# TASK INPUTS:
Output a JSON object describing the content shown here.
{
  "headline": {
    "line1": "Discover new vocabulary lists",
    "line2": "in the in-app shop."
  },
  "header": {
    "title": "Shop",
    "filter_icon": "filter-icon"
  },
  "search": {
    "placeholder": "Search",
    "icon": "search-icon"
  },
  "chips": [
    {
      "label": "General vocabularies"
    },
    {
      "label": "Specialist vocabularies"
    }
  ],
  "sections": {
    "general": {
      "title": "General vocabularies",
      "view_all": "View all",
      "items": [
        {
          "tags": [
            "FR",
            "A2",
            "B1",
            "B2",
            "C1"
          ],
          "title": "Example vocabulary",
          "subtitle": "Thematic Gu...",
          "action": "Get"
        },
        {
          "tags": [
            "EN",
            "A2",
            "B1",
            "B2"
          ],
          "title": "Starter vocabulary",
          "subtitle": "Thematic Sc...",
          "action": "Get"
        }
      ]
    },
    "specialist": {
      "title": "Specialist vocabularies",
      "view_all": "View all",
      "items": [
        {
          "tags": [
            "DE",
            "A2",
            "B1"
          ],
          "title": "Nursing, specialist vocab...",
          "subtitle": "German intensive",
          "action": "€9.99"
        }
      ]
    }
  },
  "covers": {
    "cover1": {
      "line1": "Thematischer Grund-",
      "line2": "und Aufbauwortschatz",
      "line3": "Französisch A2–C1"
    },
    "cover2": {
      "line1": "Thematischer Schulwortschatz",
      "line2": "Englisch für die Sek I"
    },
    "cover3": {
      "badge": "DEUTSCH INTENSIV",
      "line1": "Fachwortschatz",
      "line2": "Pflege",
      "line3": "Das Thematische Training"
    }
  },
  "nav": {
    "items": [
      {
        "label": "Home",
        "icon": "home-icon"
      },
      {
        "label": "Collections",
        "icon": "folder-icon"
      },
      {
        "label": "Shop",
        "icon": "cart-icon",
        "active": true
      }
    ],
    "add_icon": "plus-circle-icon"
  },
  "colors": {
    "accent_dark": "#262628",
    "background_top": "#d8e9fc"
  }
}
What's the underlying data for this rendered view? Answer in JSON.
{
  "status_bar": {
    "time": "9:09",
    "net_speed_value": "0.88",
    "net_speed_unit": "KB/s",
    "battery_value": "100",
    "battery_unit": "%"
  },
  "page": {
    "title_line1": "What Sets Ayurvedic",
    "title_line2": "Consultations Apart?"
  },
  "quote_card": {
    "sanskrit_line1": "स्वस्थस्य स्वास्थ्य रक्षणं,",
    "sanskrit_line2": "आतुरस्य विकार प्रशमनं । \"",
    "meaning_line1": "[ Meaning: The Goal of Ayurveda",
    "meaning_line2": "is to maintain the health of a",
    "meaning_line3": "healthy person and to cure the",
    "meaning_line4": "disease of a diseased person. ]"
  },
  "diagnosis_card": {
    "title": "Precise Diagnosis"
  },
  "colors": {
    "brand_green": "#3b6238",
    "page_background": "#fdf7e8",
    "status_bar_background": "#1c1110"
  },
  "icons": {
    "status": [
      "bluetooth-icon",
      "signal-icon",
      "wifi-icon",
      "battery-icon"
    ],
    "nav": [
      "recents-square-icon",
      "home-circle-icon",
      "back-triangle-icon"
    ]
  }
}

# GOAL:
Each line above must be printed exactly as it appears.

# REPLY TO THE TASK:
Output a JSON object describing the content shown here.
{
  "headline": {
    "line1": "Discover new vocabulary lists",
    "line2": "in the in-app shop."
  },
  "header": {
    "title": "Shop",
    "filter_icon": "filter-icon"
  },
  "search": {
    "placeholder": "Search",
    "icon": "search-icon"
  },
  "chips": [
    {
      "label": "General vocabularies"
    },
    {
      "label": "Specialist vocabularies"
    }
  ],
  "sections": {
    "general": {
      "title": "General vocabularies",
      "view_all": "View all",
      "items": [
        {
          "tags": [
            "FR",
            "A2",
            "B1",
            "B2",
            "C1"
          ],
          "title": "Example vocabulary",
          "subtitle": "Thematic Gu...",
          "action": "Get"
        },
        {
          "tags": [
            "EN",
            "A2",
            "B1",
            "B2"
          ],
          "title": "Starter vocabulary",
          "subtitle": "Thematic Sc...",
          "action": "Get"
        }
      ]
    },
    "specialist": {
      "title": "Specialist vocabularies",
      "view_all": "View all",
      "items": [
        {
          "tags": [
            "DE",
            "A2",
            "B1"
          ],
          "title": "Nursing, specialist vocab...",
          "subtitle": "German intensive",
          "action": "€9.99"
        }
      ]
    }
  },
  "covers": {
    "cover1": {
      "line1": "Thematischer Grund-",
      "line2": "und Aufbauwortschatz",
      "line3": "Französisch A2–C1"
    },
    "cover2": {
      "line1": "Thematischer Schulwortschatz",
      "line2": "Englisch für die Sek I"
    },
    "cover3": {
      "badge": "DEUTSCH INTENSIV",
      "line1": "Fachwortschatz",
      "line2": "Pflege",
      "line3": "Das Thematische Training"
    }
  },
  "nav": {
    "items": [
      {
        "label": "Home",
        "icon": "home-icon"
      },
      {
        "label": "Collections",
        "icon": "folder-icon"
      },
      {
        "label": "Shop",
        "icon": "cart-icon",
        "active": true
      }
    ],
    "add_icon": "plus-circle-icon"
  },
  "colors": {
    "accent_dark": "#262628",
    "background_top": "#d8e9fc"
  }
}
What's the underlying data for this rendered view? Answer in JSON.
{
  "status_bar": {
    "time": "9:09",
    "net_speed_value": "0.88",
    "net_speed_unit": "KB/s",
    "battery_value": "100",
    "battery_unit": "%"
  },
  "page": {
    "title_line1": "What Sets Ayurvedic",
    "title_line2": "Consultations Apart?"
  },
  "quote_card": {
    "sanskrit_line1": "स्वस्थस्य स्वास्थ्य रक्षणं,",
    "sanskrit_line2": "आतुरस्य विकार प्रशमनं । \"",
    "meaning_line1": "[ Meaning: The Goal of Ayurveda",
    "meaning_line2": "is to maintain the health of a",
    "meaning_line3": "healthy person and to cure the",
    "meaning_line4": "disease of a diseased person. ]"
  },
  "diagnosis_card": {
    "title": "Precise Diagnosis"
  },
  "colors": {
    "brand_green": "#3b6238",
    "page_background": "#fdf7e8",
    "status_bar_background": "#1c1110"
  },
  "icons": {
    "status": [
      "bluetooth-icon",
      "signal-icon",
      "wifi-icon",
      "battery-icon"
    ],
    "nav": [
      "recents-square-icon",
      "home-circle-icon",
      "back-triangle-icon"
    ]
  }
}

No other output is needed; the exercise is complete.